Cristian Zermatten

Personal information
- Full name: Cristian Gastón Zermatten
- Date of birth: 31 October 1974 (age 51)
- Place of birth: Isidro Casanova, Argentina
- Height: 1.76 m (5 ft 9 in)
- Position: Midfielder

Team information
- Current team: Argentinos Juniors (reserve manager)

Youth career
- Argentinos Juniors

Senior career*
- Years: Team / Apps / (Gls)
- 1992–1998: Argentinos Juniors / 145 / (14)
- 1998–2000: Pumas UNAM / 33 / (1)
- 2000–2001: Argentinos Juniors / 0 / (0)
- 2001–2002: Colón / 22 / (1)
- 2002: Huracán / 12 / (1)
- 2003: Deportivo Cuenca / 13 / (2)
- 2003: Universitario / 11 / (2)
- 2004: The Strongest / 22 / (8)
- 2005: Bolívar / 4 / (0)
- 2005: Nacional Montevideo / 12 / (2)
- 2006–2008: Nueva Chicago / 57 / (8)

——

REQUIRED TASKS ::
A – Which position does the Cristian Zermatten profile list for him?
B – Reproduce the Cristian Zermatten profile between "Youth career" and "Bolívar / 4 / (0)", inclusive, with "Apps" changed to "Appearances".

STUDY MATERIAL ::
——

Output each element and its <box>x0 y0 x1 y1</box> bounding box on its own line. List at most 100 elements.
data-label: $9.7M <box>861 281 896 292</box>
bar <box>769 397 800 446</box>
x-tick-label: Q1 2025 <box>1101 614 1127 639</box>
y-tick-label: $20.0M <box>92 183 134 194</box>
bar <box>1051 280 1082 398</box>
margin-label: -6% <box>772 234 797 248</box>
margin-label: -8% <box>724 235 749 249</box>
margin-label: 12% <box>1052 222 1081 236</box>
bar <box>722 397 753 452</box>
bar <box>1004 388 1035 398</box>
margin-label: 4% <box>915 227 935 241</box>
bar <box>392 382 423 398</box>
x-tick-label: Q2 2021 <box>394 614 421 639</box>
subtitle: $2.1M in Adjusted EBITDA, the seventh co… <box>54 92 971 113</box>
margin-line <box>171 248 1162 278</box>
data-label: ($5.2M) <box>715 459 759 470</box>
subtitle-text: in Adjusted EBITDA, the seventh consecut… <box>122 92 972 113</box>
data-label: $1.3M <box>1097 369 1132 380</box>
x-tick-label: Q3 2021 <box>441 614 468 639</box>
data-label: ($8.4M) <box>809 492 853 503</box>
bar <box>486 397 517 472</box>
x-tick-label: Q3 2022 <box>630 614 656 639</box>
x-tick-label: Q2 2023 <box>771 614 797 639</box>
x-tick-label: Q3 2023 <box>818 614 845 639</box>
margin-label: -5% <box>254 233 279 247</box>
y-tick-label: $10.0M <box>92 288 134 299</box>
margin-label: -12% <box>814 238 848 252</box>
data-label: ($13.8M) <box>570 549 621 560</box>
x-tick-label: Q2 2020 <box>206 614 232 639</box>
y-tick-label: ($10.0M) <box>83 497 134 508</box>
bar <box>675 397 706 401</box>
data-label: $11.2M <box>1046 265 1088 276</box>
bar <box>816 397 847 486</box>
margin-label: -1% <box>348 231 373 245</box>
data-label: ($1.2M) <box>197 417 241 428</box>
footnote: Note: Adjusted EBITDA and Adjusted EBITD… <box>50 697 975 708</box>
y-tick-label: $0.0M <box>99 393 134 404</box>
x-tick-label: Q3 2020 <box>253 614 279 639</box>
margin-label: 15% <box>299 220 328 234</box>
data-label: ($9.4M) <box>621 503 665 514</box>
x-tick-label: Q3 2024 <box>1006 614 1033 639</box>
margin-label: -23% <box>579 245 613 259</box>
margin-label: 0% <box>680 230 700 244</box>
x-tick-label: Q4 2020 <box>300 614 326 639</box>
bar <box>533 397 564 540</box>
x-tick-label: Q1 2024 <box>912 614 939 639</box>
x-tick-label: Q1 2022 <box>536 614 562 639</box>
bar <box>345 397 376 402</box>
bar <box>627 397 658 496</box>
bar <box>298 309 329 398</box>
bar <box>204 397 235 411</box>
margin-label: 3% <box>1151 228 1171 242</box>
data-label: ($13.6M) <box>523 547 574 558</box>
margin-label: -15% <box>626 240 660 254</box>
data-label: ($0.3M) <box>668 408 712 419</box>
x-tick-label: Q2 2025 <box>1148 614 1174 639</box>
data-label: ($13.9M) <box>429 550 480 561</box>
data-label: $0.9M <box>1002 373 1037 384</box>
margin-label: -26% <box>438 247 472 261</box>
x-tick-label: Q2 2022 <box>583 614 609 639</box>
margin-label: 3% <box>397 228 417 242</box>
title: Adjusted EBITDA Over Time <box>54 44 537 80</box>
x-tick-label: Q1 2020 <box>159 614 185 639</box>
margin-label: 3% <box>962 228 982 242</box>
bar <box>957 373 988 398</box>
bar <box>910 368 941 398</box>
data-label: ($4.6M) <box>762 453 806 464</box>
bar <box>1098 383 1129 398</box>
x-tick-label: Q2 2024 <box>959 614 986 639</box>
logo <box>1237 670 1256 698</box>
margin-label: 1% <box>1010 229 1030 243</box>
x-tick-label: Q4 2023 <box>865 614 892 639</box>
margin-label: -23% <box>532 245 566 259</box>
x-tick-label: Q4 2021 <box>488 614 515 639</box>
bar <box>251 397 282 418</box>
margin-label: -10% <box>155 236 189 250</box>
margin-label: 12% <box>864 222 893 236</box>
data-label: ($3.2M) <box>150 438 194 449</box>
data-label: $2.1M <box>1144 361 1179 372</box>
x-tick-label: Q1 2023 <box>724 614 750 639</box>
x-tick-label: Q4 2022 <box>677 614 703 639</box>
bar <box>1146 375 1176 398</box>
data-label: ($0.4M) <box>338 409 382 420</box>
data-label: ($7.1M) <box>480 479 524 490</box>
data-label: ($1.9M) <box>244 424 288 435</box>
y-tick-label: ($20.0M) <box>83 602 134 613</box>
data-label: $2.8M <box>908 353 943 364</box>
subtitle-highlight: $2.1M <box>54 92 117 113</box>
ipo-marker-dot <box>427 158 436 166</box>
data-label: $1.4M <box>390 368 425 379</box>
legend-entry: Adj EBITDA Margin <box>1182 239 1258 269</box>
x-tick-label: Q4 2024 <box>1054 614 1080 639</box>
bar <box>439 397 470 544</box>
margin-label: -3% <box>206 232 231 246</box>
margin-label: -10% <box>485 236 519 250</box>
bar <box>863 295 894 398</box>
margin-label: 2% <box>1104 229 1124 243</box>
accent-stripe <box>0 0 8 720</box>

——

ANSWERS FOR THIS EXERCISE ::
A – Midfielder

B –
Youth career
- Argentinos Juniors

Senior career*
- Years: Team / Appearances / (Gls)
- 1992–1998: Argentinos Juniors / 145 / (14)
- 1998–2000: Pumas UNAM / 33 / (1)
- 2000–2001: Argentinos Juniors / 0 / (0)
- 2001–2002: Colón / 22 / (1)
- 2002: Huracán / 12 / (1)
- 2003: Deportivo Cuenca / 13 / (2)
- 2003: Universitario / 11 / (2)
- 2004: The Strongest / 22 / (8)
- 2005: Bolívar / 4 / (0)